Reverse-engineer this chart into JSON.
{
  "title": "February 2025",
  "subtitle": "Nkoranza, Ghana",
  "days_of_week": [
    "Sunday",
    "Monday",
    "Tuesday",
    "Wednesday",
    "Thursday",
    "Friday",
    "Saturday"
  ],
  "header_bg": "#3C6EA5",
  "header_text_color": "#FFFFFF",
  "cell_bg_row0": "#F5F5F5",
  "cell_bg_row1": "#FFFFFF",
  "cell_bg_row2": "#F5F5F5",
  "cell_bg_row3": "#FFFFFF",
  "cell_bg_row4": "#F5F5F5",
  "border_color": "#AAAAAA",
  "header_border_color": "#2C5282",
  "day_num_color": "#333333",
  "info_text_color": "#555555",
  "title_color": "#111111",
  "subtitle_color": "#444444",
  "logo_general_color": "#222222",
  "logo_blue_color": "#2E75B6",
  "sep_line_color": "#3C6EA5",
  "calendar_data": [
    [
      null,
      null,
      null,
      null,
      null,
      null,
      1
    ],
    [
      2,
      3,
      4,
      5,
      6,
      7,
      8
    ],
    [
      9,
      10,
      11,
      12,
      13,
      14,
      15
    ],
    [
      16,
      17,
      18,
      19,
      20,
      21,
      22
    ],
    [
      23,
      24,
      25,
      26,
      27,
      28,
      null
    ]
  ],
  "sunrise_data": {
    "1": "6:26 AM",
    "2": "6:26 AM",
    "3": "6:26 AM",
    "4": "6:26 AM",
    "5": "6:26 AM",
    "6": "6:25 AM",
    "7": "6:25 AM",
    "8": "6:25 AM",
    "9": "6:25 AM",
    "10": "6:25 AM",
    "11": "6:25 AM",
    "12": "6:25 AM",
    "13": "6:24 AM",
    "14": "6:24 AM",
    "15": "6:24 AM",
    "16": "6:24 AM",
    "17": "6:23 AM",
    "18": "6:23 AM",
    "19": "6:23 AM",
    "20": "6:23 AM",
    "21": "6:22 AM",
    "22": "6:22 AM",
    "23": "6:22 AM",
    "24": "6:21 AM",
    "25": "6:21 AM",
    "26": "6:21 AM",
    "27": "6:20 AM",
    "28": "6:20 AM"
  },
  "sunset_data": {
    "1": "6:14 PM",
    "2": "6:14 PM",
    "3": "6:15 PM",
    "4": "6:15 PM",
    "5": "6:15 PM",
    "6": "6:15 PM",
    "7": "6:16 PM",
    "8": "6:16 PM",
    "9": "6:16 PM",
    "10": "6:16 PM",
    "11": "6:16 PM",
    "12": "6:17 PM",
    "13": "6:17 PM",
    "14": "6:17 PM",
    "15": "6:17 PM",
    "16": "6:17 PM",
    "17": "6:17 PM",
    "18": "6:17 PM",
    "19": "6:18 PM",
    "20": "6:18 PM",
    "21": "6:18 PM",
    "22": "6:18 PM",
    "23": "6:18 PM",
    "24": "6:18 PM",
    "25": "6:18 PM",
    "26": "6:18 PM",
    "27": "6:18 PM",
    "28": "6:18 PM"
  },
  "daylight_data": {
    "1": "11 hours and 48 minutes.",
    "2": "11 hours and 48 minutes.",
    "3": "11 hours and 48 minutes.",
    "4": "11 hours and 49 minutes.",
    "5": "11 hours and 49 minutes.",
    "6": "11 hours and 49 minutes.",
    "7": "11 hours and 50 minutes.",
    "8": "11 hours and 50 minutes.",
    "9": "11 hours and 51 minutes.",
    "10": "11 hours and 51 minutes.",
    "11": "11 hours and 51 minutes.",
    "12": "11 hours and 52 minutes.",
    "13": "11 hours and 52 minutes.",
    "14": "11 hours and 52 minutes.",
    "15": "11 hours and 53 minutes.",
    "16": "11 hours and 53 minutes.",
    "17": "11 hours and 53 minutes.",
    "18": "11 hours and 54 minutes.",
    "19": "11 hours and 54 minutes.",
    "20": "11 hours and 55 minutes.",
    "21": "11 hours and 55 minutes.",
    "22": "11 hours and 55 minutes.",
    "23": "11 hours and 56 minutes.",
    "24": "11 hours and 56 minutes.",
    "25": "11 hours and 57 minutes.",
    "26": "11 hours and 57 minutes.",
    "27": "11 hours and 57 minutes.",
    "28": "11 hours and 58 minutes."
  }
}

•••

◆ **TASK REQUIREMENTS**: Repeat every line of the material exactly as given.

◆ **ANSWER TO THIS PROBLEM**:
Reverse-engineer this chart into JSON.
{
  "title": "February 2025",
  "subtitle": "Nkoranza, Ghana",
  "days_of_week": [
    "Sunday",
    "Monday",
    "Tuesday",
    "Wednesday",
    "Thursday",
    "Friday",
    "Saturday"
  ],
  "header_bg": "#3C6EA5",
  "header_text_color": "#FFFFFF",
  "cell_bg_row0": "#F5F5F5",
  "cell_bg_row1": "#FFFFFF",
  "cell_bg_row2": "#F5F5F5",
  "cell_bg_row3": "#FFFFFF",
  "cell_bg_row4": "#F5F5F5",
  "border_color": "#AAAAAA",
  "header_border_color": "#2C5282",
  "day_num_color": "#333333",
  "info_text_color": "#555555",
  "title_color": "#111111",
  "subtitle_color": "#444444",
  "logo_general_color": "#222222",
  "logo_blue_color": "#2E75B6",
  "sep_line_color": "#3C6EA5",
  "calendar_data": [
    [
      null,
      null,
      null,
      null,
      null,
      null,
      1
    ],
    [
      2,
      3,
      4,
      5,
      6,
      7,
      8
    ],
    [
      9,
      10,
      11,
      12,
      13,
      14,
      15
    ],
    [
      16,
      17,
      18,
      19,
      20,
      21,
      22
    ],
    [
      23,
      24,
      25,
      26,
      27,
      28,
      null
    ]
  ],
  "sunrise_data": {
    "1": "6:26 AM",
    "2": "6:26 AM",
    "3": "6:26 AM",
    "4": "6:26 AM",
    "5": "6:26 AM",
    "6": "6:25 AM",
    "7": "6:25 AM",
    "8": "6:25 AM",
    "9": "6:25 AM",
    "10": "6:25 AM",
    "11": "6:25 AM",
    "12": "6:25 AM",
    "13": "6:24 AM",
    "14": "6:24 AM",
    "15": "6:24 AM",
    "16": "6:24 AM",
    "17": "6:23 AM",
    "18": "6:23 AM",
    "19": "6:23 AM",
    "20": "6:23 AM",
    "21": "6:22 AM",
    "22": "6:22 AM",
    "23": "6:22 AM",
    "24": "6:21 AM",
    "25": "6:21 AM",
    "26": "6:21 AM",
    "27": "6:20 AM",
    "28": "6:20 AM"
  },
  "sunset_data": {
    "1": "6:14 PM",
    "2": "6:14 PM",
    "3": "6:15 PM",
    "4": "6:15 PM",
    "5": "6:15 PM",
    "6": "6:15 PM",
    "7": "6:16 PM",
    "8": "6:16 PM",
    "9": "6:16 PM",
    "10": "6:16 PM",
    "11": "6:16 PM",
    "12": "6:17 PM",
    "13": "6:17 PM",
    "14": "6:17 PM",
    "15": "6:17 PM",
    "16": "6:17 PM",
    "17": "6:17 PM",
    "18": "6:17 PM",
    "19": "6:18 PM",
    "20": "6:18 PM",
    "21": "6:18 PM",
    "22": "6:18 PM",
    "23": "6:18 PM",
    "24": "6:18 PM",
    "25": "6:18 PM",
    "26": "6:18 PM",
    "27": "6:18 PM",
    "28": "6:18 PM"
  },
  "daylight_data": {
    "1": "11 hours and 48 minutes.",
    "2": "11 hours and 48 minutes.",
    "3": "11 hours and 48 minutes.",
    "4": "11 hours and 49 minutes.",
    "5": "11 hours and 49 minutes.",
    "6": "11 hours and 49 minutes.",
    "7": "11 hours and 50 minutes.",
    "8": "11 hours and 50 minutes.",
    "9": "11 hours and 51 minutes.",
    "10": "11 hours and 51 minutes.",
    "11": "11 hours and 51 minutes.",
    "12": "11 hours and 52 minutes.",
    "13": "11 hours and 52 minutes.",
    "14": "11 hours and 52 minutes.",
    "15": "11 hours and 53 minutes.",
    "16": "11 hours and 53 minutes.",
    "17": "11 hours and 53 minutes.",
    "18": "11 hours and 54 minutes.",
    "19": "11 hours and 54 minutes.",
    "20": "11 hours and 55 minutes.",
    "21": "11 hours and 55 minutes.",
    "22": "11 hours and 55 minutes.",
    "23": "11 hours and 56 minutes.",
    "24": "11 hours and 56 minutes.",
    "25": "11 hours and 57 minutes.",
    "26": "11 hours and 57 minutes.",
    "27": "11 hours and 57 minutes.",
    "28": "11 hours and 58 minutes."
  }
}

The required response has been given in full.